_Task details:_ Could you reproduce the listing line for line, starting at its first line and ending at the line that contains "section-2-5-header: 2.5 Risk", with both of those lines included?

[Start of Record list]

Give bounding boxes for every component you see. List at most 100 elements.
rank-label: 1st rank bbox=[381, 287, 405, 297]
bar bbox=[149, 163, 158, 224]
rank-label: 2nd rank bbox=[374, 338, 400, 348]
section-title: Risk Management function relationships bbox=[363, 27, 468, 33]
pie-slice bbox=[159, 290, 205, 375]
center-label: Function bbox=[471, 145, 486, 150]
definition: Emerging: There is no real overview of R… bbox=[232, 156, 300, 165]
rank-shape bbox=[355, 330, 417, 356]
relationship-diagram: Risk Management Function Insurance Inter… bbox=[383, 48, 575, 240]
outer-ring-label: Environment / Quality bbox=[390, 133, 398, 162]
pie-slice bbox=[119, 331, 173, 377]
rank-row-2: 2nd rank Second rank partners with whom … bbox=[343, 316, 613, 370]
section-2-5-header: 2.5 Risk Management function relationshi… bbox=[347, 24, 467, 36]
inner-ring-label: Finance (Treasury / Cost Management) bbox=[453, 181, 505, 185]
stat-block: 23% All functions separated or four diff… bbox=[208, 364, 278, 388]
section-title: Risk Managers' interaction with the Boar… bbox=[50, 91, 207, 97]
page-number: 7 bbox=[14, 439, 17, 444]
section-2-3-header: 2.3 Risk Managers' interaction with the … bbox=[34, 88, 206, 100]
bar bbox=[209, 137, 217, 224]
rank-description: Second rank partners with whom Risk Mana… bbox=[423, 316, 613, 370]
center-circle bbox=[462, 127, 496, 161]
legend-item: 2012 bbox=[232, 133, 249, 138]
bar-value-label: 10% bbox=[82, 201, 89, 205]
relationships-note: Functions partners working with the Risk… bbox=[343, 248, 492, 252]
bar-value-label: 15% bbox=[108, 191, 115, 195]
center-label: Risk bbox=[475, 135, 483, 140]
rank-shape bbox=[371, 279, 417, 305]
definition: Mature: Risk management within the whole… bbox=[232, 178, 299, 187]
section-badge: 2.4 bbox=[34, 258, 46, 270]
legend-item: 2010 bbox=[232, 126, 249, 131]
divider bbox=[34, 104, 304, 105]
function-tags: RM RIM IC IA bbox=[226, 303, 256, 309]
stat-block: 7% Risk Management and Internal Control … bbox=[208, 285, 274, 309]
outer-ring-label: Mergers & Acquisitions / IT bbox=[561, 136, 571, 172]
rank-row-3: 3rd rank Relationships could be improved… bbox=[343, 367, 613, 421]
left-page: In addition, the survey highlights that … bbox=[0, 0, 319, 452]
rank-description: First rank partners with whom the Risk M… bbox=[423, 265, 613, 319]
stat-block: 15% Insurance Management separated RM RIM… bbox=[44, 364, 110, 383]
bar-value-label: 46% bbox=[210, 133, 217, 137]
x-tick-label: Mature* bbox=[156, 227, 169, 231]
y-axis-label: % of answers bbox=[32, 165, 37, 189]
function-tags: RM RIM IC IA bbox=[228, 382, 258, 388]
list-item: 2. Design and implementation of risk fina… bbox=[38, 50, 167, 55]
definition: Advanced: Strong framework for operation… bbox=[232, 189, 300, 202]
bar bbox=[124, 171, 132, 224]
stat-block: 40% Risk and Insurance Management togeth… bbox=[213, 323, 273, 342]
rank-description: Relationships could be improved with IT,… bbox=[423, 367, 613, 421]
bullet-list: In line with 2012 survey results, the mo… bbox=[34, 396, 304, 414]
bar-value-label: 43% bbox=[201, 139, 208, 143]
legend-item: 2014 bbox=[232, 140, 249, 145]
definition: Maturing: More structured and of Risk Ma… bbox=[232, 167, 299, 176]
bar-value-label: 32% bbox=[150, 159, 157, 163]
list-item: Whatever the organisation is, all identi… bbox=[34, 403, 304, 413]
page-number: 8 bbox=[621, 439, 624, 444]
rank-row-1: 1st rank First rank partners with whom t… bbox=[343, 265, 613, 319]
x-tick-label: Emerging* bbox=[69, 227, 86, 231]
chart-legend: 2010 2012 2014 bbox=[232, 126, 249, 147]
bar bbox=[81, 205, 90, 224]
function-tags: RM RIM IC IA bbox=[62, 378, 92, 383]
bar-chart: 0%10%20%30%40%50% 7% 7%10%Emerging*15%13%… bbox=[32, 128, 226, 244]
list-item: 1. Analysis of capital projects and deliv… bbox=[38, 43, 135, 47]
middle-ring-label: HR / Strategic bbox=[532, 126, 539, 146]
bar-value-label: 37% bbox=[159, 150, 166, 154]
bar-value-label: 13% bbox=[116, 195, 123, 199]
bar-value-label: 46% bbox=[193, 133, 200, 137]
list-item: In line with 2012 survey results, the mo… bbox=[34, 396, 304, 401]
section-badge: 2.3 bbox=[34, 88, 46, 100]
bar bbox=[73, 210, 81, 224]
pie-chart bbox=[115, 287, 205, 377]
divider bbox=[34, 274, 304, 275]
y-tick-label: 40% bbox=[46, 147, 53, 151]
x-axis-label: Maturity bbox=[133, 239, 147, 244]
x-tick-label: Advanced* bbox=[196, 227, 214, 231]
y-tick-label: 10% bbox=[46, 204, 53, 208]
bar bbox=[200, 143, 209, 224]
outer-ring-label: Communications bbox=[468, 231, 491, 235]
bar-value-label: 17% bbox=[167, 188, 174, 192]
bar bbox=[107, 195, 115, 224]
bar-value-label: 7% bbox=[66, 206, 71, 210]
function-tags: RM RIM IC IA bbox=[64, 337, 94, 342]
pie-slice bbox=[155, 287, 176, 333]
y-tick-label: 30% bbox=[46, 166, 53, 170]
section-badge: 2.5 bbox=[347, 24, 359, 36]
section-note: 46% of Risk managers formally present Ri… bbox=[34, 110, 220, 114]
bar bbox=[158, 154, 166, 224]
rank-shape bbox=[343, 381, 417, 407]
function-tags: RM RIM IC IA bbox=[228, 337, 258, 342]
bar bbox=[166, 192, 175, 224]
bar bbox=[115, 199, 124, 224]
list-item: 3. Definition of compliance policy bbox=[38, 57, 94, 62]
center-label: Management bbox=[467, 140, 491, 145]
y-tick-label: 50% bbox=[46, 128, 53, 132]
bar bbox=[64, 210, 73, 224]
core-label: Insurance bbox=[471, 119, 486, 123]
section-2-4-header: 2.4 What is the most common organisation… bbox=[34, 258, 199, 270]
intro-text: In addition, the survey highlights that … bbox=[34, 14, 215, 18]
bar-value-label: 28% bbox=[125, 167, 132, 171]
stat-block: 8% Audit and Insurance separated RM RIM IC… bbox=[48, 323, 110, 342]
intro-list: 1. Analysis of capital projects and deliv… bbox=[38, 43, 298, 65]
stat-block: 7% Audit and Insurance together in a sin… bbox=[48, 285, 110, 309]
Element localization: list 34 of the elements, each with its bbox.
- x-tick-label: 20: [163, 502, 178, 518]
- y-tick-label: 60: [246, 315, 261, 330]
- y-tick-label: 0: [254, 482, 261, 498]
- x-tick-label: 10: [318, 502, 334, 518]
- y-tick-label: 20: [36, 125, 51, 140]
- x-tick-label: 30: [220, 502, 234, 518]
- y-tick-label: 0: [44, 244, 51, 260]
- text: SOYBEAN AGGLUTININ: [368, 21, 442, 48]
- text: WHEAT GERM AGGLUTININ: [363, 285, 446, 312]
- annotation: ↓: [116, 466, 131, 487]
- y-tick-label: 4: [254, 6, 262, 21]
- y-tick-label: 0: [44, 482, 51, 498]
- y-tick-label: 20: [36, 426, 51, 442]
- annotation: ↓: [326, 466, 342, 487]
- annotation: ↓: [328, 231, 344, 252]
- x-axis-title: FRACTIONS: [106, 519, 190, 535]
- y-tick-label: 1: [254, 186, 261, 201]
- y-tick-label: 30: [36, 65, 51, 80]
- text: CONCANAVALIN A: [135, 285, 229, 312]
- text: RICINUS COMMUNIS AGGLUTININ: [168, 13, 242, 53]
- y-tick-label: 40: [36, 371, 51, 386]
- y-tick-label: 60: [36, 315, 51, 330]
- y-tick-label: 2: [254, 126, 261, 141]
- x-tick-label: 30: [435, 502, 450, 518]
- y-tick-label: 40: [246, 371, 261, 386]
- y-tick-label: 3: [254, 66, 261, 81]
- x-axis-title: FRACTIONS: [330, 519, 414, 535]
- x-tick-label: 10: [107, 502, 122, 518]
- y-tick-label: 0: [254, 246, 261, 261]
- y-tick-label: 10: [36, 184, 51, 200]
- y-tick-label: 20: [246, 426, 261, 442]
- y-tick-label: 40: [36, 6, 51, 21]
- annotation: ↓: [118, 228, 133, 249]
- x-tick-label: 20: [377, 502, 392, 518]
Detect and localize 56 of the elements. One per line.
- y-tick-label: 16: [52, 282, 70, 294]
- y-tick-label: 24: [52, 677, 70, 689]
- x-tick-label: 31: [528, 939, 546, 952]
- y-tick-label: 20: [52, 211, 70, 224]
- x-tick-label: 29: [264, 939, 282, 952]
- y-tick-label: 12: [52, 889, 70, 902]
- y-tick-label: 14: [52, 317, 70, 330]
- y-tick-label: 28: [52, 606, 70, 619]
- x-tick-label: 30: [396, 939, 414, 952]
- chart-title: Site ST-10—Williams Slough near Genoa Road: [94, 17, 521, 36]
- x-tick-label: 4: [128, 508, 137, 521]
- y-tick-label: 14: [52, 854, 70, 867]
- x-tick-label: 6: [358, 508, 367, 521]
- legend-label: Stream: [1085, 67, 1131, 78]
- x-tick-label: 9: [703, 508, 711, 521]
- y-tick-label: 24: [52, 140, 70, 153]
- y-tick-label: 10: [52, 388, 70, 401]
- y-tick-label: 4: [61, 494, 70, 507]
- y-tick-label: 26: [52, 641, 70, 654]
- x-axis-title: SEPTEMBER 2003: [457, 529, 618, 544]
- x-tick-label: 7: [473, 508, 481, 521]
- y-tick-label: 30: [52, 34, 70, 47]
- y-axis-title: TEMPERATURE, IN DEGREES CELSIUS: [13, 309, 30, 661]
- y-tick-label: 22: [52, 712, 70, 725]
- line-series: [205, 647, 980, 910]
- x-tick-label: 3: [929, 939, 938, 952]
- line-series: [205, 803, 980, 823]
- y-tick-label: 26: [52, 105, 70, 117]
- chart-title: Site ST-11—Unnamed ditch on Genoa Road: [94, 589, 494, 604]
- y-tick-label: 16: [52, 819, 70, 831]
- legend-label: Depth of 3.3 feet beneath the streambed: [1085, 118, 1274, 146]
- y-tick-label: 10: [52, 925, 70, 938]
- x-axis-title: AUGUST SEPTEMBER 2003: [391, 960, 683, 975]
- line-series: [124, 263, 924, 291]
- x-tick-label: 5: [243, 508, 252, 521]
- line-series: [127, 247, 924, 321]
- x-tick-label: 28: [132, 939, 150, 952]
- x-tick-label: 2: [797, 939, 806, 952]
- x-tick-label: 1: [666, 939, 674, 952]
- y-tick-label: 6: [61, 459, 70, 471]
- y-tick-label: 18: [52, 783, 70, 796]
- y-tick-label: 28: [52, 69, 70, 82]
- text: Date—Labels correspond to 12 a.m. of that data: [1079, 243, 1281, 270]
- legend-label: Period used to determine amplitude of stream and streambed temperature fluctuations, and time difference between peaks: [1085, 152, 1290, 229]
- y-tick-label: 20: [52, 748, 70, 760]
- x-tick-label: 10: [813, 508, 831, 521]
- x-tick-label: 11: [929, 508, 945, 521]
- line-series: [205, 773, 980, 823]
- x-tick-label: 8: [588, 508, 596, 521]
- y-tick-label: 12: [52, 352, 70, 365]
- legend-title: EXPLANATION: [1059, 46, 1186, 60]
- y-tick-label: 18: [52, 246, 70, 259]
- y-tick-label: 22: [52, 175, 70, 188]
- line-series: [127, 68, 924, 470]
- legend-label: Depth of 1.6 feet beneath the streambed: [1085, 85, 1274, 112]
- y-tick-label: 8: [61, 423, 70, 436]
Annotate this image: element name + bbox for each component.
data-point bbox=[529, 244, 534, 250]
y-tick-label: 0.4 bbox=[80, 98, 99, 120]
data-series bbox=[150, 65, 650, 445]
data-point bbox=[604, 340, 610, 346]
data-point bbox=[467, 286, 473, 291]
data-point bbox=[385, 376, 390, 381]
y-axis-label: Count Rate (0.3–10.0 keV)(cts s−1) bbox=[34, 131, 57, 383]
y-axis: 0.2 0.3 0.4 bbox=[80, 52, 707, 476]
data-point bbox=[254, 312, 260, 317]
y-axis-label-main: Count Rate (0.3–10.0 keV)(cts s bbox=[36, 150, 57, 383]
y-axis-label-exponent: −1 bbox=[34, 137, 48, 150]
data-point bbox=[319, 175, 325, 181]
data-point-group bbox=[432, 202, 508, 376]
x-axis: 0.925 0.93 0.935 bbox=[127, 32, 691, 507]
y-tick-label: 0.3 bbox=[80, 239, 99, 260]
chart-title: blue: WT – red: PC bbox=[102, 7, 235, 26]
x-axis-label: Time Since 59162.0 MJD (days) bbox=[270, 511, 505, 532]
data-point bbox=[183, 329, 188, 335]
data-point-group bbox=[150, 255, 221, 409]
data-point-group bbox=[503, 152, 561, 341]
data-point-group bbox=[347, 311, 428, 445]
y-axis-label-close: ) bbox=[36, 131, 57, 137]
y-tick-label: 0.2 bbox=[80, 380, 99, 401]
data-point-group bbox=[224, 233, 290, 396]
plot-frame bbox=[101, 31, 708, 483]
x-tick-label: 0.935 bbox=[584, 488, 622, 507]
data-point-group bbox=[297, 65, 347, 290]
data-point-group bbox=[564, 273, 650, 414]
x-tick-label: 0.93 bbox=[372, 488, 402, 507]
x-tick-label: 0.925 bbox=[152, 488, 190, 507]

[End of Record list]

_Written solution:_
Give bounding boxes for every component you see. List at most 100 elements.
rank-label: 1st rank bbox=[381, 287, 405, 297]
bar bbox=[149, 163, 158, 224]
rank-label: 2nd rank bbox=[374, 338, 400, 348]
section-title: Risk Management function relationships bbox=[363, 27, 468, 33]
pie-slice bbox=[159, 290, 205, 375]
center-label: Function bbox=[471, 145, 486, 150]
definition: Emerging: There is no real overview of R… bbox=[232, 156, 300, 165]
rank-shape bbox=[355, 330, 417, 356]
relationship-diagram: Risk Management Function Insurance Inter… bbox=[383, 48, 575, 240]
outer-ring-label: Environment / Quality bbox=[390, 133, 398, 162]
pie-slice bbox=[119, 331, 173, 377]
rank-row-2: 2nd rank Second rank partners with whom … bbox=[343, 316, 613, 370]
section-2-5-header: 2.5 Risk Management function relationshi… bbox=[347, 24, 467, 36]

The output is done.